Collected data entries:
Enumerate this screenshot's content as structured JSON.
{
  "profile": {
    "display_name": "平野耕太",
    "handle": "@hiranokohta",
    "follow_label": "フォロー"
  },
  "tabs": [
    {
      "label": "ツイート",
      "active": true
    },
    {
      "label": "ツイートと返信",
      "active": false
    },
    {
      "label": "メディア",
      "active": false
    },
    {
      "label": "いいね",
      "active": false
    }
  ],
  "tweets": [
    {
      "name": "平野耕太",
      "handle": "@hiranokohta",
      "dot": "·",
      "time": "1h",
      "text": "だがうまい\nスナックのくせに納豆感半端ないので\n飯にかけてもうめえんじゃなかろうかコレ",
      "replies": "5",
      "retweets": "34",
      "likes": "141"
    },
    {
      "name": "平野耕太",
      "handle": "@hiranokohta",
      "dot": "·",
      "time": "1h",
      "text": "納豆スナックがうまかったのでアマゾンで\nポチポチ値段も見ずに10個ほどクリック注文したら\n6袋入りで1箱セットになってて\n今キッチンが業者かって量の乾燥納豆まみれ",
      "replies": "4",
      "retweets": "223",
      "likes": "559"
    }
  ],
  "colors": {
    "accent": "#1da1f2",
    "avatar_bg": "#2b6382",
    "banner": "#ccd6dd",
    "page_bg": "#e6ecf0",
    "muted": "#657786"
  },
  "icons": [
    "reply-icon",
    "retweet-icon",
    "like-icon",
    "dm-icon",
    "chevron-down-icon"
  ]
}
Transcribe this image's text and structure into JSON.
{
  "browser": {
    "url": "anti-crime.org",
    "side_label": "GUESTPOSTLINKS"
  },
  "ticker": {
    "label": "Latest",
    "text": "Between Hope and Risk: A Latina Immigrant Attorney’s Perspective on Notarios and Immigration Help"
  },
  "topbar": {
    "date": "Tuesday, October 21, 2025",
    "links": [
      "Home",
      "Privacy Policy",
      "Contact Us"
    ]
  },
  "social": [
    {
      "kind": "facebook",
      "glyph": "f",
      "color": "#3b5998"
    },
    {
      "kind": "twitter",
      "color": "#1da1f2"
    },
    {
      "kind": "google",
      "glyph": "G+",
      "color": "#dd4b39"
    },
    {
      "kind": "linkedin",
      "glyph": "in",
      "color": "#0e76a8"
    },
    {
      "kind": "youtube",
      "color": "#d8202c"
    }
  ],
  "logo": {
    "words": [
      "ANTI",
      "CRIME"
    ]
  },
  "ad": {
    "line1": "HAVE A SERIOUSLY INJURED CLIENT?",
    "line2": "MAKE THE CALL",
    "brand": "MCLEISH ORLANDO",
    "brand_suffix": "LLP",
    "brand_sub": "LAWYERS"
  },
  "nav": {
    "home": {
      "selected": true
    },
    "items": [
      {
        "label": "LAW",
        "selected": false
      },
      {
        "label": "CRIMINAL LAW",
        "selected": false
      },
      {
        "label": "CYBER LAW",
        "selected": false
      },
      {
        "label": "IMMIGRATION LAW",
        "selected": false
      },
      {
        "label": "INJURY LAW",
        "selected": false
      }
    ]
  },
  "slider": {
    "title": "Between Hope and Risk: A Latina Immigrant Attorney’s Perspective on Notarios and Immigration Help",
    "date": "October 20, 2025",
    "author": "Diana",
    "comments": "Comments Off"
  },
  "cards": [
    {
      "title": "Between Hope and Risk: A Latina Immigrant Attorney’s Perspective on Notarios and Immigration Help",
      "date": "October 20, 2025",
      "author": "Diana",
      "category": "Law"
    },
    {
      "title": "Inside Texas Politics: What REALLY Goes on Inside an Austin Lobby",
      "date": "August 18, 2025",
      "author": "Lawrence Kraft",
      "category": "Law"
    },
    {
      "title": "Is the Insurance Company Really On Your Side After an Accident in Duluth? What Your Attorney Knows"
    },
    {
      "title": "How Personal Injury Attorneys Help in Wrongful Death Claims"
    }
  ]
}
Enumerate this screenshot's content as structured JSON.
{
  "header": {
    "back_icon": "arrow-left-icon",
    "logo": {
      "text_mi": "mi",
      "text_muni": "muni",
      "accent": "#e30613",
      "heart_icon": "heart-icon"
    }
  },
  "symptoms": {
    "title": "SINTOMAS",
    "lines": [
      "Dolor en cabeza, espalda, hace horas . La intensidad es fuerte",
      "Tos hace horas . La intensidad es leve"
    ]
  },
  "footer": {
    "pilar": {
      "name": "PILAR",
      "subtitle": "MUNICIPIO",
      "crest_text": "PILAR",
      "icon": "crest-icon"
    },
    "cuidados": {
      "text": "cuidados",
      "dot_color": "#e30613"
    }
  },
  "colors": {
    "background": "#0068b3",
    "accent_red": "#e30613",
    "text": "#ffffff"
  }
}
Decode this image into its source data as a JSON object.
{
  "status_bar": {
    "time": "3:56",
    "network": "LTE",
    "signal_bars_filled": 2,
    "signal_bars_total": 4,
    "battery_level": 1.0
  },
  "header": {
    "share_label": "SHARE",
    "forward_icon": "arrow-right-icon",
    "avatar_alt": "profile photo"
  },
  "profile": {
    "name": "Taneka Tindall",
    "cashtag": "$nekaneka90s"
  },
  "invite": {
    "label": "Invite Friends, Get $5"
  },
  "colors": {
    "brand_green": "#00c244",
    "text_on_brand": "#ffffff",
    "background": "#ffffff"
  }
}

Instructions to follow:
Return the lines beginning at the one that contains "Decode this image" and continuing through the last line of the data, exactly as they stand and without any others.

Answer in full:
Decode this image into its source data as a JSON object.
{
  "status_bar": {
    "time": "3:56",
    "network": "LTE",
    "signal_bars_filled": 2,
    "signal_bars_total": 4,
    "battery_level": 1.0
  },
  "header": {
    "share_label": "SHARE",
    "forward_icon": "arrow-right-icon",
    "avatar_alt": "profile photo"
  },
  "profile": {
    "name": "Taneka Tindall",
    "cashtag": "$nekaneka90s"
  },
  "invite": {
    "label": "Invite Friends, Get $5"
  },
  "colors": {
    "brand_green": "#00c244",
    "text_on_brand": "#ffffff",
    "background": "#ffffff"
  }
}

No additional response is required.